> **PROBLEM DESCRIPTION**:
Begin at the line that holds "Transcribe this image's" and retype every line through the end of the material, both included. Leave out the pictures.

Dataset listings of figures
⁂
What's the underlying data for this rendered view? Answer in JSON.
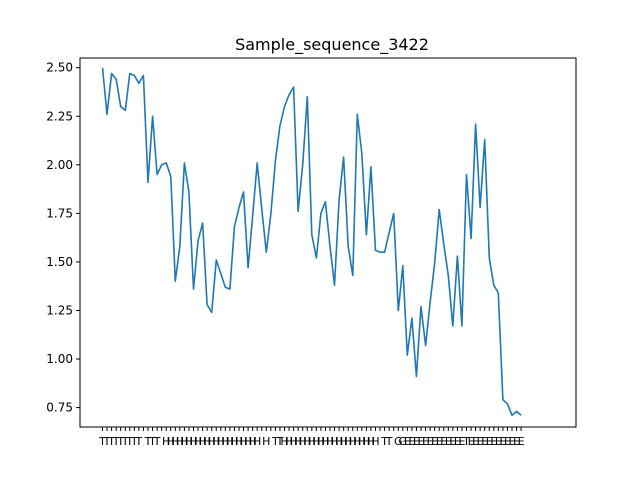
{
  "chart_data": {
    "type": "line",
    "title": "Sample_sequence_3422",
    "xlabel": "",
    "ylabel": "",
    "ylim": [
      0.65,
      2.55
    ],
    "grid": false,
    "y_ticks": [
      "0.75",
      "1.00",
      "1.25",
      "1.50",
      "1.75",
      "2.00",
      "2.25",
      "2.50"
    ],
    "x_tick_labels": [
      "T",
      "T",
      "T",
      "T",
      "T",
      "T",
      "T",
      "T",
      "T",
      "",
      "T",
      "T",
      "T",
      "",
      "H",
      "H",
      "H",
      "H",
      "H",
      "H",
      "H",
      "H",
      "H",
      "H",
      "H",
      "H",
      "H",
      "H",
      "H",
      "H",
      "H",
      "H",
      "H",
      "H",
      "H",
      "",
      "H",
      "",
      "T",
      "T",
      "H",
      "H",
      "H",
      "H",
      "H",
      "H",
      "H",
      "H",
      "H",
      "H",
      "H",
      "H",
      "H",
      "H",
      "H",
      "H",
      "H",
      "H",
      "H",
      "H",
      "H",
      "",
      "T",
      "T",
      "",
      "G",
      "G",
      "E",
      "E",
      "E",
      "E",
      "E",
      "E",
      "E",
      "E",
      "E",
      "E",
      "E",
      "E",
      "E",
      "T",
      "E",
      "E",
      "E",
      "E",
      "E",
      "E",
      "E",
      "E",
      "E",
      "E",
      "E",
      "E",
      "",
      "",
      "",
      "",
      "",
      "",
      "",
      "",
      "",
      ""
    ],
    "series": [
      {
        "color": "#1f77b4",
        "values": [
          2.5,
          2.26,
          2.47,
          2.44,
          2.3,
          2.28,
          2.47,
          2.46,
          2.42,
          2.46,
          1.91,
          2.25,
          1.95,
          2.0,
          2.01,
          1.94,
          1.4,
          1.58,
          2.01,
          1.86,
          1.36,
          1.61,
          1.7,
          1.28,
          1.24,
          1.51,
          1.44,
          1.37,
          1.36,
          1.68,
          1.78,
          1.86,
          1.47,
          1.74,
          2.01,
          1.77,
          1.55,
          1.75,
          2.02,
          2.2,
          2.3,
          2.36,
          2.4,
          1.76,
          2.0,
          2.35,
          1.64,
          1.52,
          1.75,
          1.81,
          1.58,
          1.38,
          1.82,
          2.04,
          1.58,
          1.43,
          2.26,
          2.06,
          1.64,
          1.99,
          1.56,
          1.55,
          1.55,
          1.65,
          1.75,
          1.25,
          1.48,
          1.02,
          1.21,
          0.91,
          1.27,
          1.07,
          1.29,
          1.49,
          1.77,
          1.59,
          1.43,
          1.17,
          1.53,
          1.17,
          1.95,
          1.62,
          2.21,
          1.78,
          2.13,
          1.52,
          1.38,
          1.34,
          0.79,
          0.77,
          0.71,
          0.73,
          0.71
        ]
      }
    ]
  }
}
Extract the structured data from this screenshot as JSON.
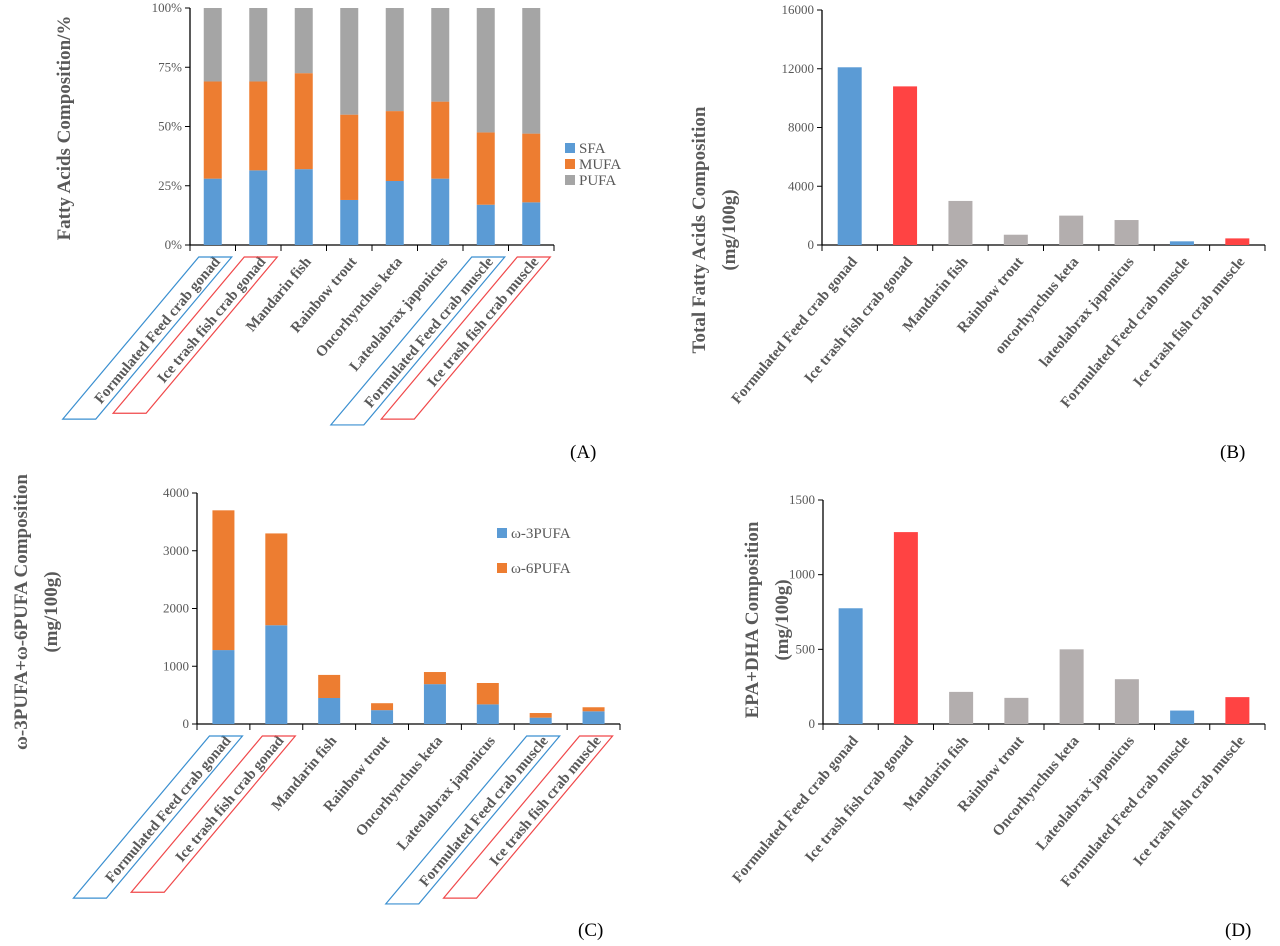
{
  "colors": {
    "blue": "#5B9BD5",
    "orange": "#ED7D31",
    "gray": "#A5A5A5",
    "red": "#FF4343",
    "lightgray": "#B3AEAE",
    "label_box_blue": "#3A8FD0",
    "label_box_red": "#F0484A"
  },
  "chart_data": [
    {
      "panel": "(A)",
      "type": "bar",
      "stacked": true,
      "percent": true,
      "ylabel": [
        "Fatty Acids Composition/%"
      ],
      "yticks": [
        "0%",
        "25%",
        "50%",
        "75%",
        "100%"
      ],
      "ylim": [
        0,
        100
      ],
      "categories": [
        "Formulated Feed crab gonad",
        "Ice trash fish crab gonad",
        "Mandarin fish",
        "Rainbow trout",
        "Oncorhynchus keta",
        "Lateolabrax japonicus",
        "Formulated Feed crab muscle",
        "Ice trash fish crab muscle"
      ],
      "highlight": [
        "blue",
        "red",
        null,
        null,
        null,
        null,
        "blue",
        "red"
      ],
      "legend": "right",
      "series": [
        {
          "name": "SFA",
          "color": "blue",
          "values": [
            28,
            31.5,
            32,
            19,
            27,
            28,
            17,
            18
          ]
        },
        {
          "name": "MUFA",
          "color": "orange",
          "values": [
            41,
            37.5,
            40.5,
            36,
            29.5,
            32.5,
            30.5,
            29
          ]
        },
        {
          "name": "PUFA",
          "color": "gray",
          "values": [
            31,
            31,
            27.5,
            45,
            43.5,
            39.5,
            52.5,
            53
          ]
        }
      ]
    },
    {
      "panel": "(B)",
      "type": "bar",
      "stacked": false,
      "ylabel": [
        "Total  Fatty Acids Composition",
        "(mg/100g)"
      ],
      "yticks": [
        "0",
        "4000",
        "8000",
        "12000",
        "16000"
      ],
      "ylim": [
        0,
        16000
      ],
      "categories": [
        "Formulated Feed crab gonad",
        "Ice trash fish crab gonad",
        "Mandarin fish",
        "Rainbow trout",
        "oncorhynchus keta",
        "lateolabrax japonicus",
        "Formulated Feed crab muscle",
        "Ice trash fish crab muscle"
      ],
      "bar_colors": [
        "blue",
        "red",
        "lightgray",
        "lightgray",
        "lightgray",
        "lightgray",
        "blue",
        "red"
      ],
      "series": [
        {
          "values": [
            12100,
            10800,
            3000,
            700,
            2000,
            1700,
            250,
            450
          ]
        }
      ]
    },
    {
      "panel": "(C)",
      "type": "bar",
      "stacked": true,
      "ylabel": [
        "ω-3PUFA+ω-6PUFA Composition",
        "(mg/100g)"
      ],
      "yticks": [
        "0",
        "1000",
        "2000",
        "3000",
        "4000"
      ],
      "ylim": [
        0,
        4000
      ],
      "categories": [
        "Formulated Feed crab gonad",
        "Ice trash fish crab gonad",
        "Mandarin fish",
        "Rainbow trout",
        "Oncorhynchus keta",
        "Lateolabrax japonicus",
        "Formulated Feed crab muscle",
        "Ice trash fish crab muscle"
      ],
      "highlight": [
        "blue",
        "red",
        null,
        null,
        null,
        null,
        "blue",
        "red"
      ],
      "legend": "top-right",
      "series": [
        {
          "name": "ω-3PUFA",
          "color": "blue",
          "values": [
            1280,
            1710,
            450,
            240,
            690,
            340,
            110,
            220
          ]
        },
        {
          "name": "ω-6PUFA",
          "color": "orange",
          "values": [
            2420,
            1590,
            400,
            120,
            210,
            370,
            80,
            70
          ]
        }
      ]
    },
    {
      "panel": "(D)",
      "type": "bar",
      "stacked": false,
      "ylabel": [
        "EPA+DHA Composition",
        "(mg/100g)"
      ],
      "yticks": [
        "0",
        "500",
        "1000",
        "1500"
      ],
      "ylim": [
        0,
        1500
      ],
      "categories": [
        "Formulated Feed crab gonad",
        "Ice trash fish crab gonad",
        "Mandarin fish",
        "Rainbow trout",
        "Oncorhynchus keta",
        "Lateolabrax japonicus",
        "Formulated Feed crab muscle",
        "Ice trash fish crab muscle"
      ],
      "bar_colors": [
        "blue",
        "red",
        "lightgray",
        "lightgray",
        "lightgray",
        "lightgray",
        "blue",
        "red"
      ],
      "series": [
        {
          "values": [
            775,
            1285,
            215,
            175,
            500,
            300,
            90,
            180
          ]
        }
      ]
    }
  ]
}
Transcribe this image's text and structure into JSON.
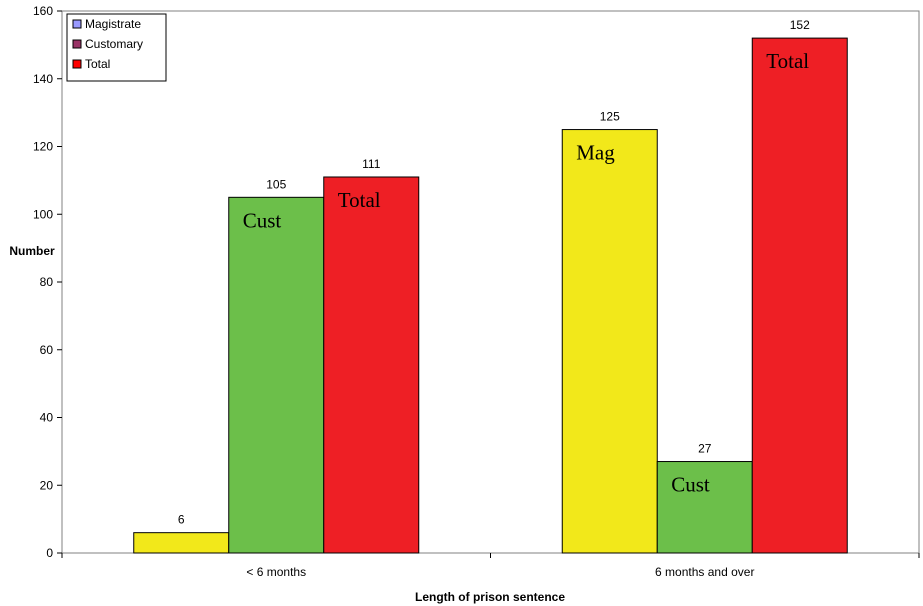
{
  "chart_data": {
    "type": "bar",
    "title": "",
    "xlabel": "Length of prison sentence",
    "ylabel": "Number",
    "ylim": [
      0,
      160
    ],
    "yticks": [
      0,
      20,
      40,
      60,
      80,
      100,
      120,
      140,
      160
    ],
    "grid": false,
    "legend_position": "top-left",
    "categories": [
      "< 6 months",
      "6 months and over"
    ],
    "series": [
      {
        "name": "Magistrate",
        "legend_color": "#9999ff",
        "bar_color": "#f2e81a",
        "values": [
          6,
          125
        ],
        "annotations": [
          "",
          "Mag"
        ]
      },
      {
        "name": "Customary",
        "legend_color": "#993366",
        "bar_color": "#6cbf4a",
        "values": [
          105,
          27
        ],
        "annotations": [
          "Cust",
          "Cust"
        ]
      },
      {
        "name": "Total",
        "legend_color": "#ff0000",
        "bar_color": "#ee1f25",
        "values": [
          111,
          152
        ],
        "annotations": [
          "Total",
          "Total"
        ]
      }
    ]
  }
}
⁂
> **EXERCISE ANSWER**:
Transcribe this image's text and structure into JSON.
{
  "chart_data": {
    "type": "bar",
    "title": "",
    "xlabel": "Length of prison sentence",
    "ylabel": "Number",
    "ylim": [
      0,
      160
    ],
    "yticks": [
      0,
      20,
      40,
      60,
      80,
      100,
      120,
      140,
      160
    ],
    "grid": false,
    "legend_position": "top-left",
    "categories": [
      "< 6 months",
      "6 months and over"
    ],
    "series": [
      {
        "name": "Magistrate",
        "legend_color": "#9999ff",
        "bar_color": "#f2e81a",
        "values": [
          6,
          125
        ],
        "annotations": [
          "",
          "Mag"
        ]
      },
      {
        "name": "Customary",
        "legend_color": "#993366",
        "bar_color": "#6cbf4a",
        "values": [
          105,
          27
        ],
        "annotations": [
          "Cust",
          "Cust"
        ]
      },
      {
        "name": "Total",
        "legend_color": "#ff0000",
        "bar_color": "#ee1f25",
        "values": [
          111,
          152
        ],
        "annotations": [
          "Total",
          "Total"
        ]
      }
    ]
  }
}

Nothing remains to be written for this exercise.